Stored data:
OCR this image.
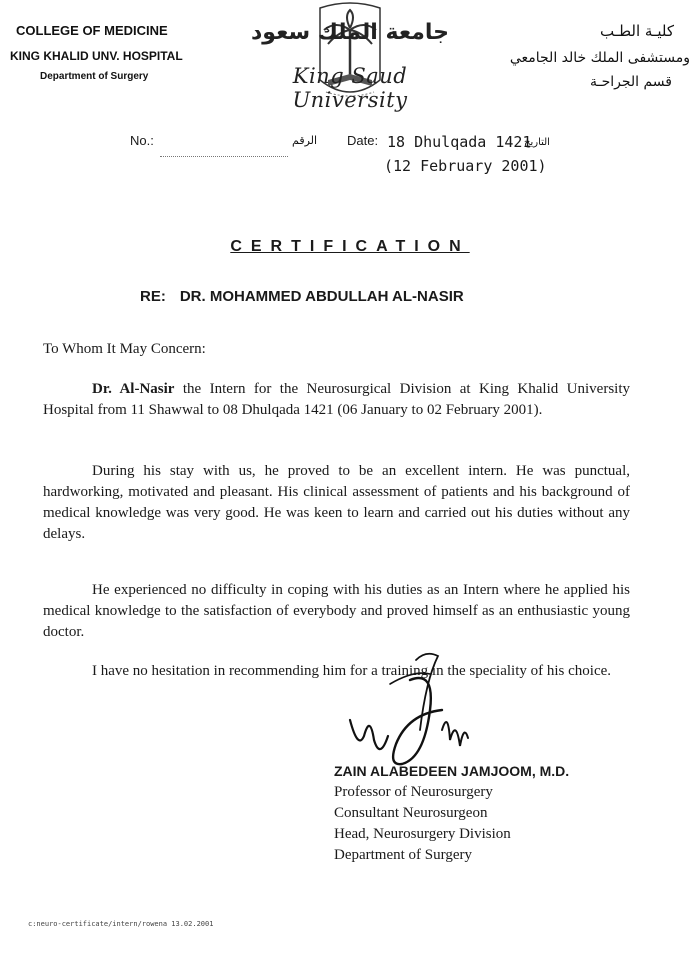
COLLEGE OF MEDICINE
KING KHALID UNV. HOSPITAL
Department of Surgery
كليـة الطـب
ومستشفى الملك خالد الجامعي
قسم الجراحـة
جامعة الملك سعود
King Saud University
No.:	الرقم Date: 18 Dhulqada 1421
التاريخ
(12 February 2001)
CERTIFICATION
RE: DR. MOHAMMED ABDULLAH AL-NASIR
To Whom It May Concern:

Dr. Al-Nasir the Intern for the Neurosurgical Division at King Khalid University Hospital from 11 Shawwal to 08 Dhulqada 1421 (06 January to 02 February 2001).

During his stay with us, he proved to be an excellent intern. He was punctual, hardworking, motivated and pleasant. His clinical assessment of patients and his background of medical knowledge was very good. He was keen to learn and carried out his duties without any delays.

He experienced no difficulty in coping with his duties as an Intern where he applied his medical knowledge to the satisfaction of everybody and proved himself as an enthusiastic young doctor.

I have no hesitation in recommending him for a training in the speciality of his choice.

ZAIN ALABEDEEN JAMJOOM, M.D.
Professor of Neurosurgery
Consultant Neurosurgeon
Head, Neurosurgery Division
Department of Surgery
c:neuro-certificate/intern/rowena 13.02.2001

Assignment: When you copy the records above, keep every word exact and leave out the pictures they contain.

Answer to the exercise:
OCR this image.
COLLEGE OF MEDICINE
KING KHALID UNV. HOSPITAL
Department of Surgery
كليـة الطـب
ومستشفى الملك خالد الجامعي
قسم الجراحـة
جامعة الملك سعود
King Saud University
No.:	الرقم Date: 18 Dhulqada 1421
التاريخ
(12 February 2001)
CERTIFICATION
RE: DR. MOHAMMED ABDULLAH AL-NASIR
To Whom It May Concern:

Dr. Al-Nasir the Intern for the Neurosurgical Division at King Khalid University Hospital from 11 Shawwal to 08 Dhulqada 1421 (06 January to 02 February 2001).

During his stay with us, he proved to be an excellent intern. He was punctual, hardworking, motivated and pleasant. His clinical assessment of patients and his background of medical knowledge was very good. He was keen to learn and carried out his duties without any delays.

He experienced no difficulty in coping with his duties as an Intern where he applied his medical knowledge to the satisfaction of everybody and proved himself as an enthusiastic young doctor.

I have no hesitation in recommending him for a training in the speciality of his choice.

ZAIN ALABEDEEN JAMJOOM, M.D.
Professor of Neurosurgery
Consultant Neurosurgeon
Head, Neurosurgery Division
Department of Surgery
c:neuro-certificate/intern/rowena 13.02.2001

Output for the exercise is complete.